◆ What the task requires ◆
Copy out all of the material, matching it word for word.

= = =

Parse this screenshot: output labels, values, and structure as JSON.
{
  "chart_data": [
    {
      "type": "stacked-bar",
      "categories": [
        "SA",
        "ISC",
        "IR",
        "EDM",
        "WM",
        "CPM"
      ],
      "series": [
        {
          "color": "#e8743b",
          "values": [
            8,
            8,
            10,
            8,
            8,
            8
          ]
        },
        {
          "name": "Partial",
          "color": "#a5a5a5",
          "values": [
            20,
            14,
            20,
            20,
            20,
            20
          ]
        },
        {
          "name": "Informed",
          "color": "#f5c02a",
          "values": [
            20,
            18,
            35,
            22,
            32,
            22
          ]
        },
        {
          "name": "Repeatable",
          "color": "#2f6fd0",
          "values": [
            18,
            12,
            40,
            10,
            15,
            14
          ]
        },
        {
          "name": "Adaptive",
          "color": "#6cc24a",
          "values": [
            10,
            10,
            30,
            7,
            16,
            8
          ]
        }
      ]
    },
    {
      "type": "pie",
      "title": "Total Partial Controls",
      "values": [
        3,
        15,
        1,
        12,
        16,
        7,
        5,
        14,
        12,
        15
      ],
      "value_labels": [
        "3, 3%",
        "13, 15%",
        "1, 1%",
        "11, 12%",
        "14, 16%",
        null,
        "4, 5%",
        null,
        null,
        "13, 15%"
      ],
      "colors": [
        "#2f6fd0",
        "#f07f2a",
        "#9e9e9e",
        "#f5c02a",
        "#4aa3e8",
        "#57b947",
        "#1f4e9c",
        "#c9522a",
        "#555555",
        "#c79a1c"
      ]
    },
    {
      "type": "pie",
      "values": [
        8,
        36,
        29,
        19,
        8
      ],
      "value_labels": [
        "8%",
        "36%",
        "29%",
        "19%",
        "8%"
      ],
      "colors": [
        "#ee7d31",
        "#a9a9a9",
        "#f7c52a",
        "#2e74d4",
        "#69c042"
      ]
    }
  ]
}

= = =

◆ Exercise response ◆
Parse this screenshot: output labels, values, and structure as JSON.
{
  "chart_data": [
    {
      "type": "stacked-bar",
      "categories": [
        "SA",
        "ISC",
        "IR",
        "EDM",
        "WM",
        "CPM"
      ],
      "series": [
        {
          "color": "#e8743b",
          "values": [
            8,
            8,
            10,
            8,
            8,
            8
          ]
        },
        {
          "name": "Partial",
          "color": "#a5a5a5",
          "values": [
            20,
            14,
            20,
            20,
            20,
            20
          ]
        },
        {
          "name": "Informed",
          "color": "#f5c02a",
          "values": [
            20,
            18,
            35,
            22,
            32,
            22
          ]
        },
        {
          "name": "Repeatable",
          "color": "#2f6fd0",
          "values": [
            18,
            12,
            40,
            10,
            15,
            14
          ]
        },
        {
          "name": "Adaptive",
          "color": "#6cc24a",
          "values": [
            10,
            10,
            30,
            7,
            16,
            8
          ]
        }
      ]
    },
    {
      "type": "pie",
      "title": "Total Partial Controls",
      "values": [
        3,
        15,
        1,
        12,
        16,
        7,
        5,
        14,
        12,
        15
      ],
      "value_labels": [
        "3, 3%",
        "13, 15%",
        "1, 1%",
        "11, 12%",
        "14, 16%",
        null,
        "4, 5%",
        null,
        null,
        "13, 15%"
      ],
      "colors": [
        "#2f6fd0",
        "#f07f2a",
        "#9e9e9e",
        "#f5c02a",
        "#4aa3e8",
        "#57b947",
        "#1f4e9c",
        "#c9522a",
        "#555555",
        "#c79a1c"
      ]
    },
    {
      "type": "pie",
      "values": [
        8,
        36,
        29,
        19,
        8
      ],
      "value_labels": [
        "8%",
        "36%",
        "29%",
        "19%",
        "8%"
      ],
      "colors": [
        "#ee7d31",
        "#a9a9a9",
        "#f7c52a",
        "#2e74d4",
        "#69c042"
      ]
    }
  ]
}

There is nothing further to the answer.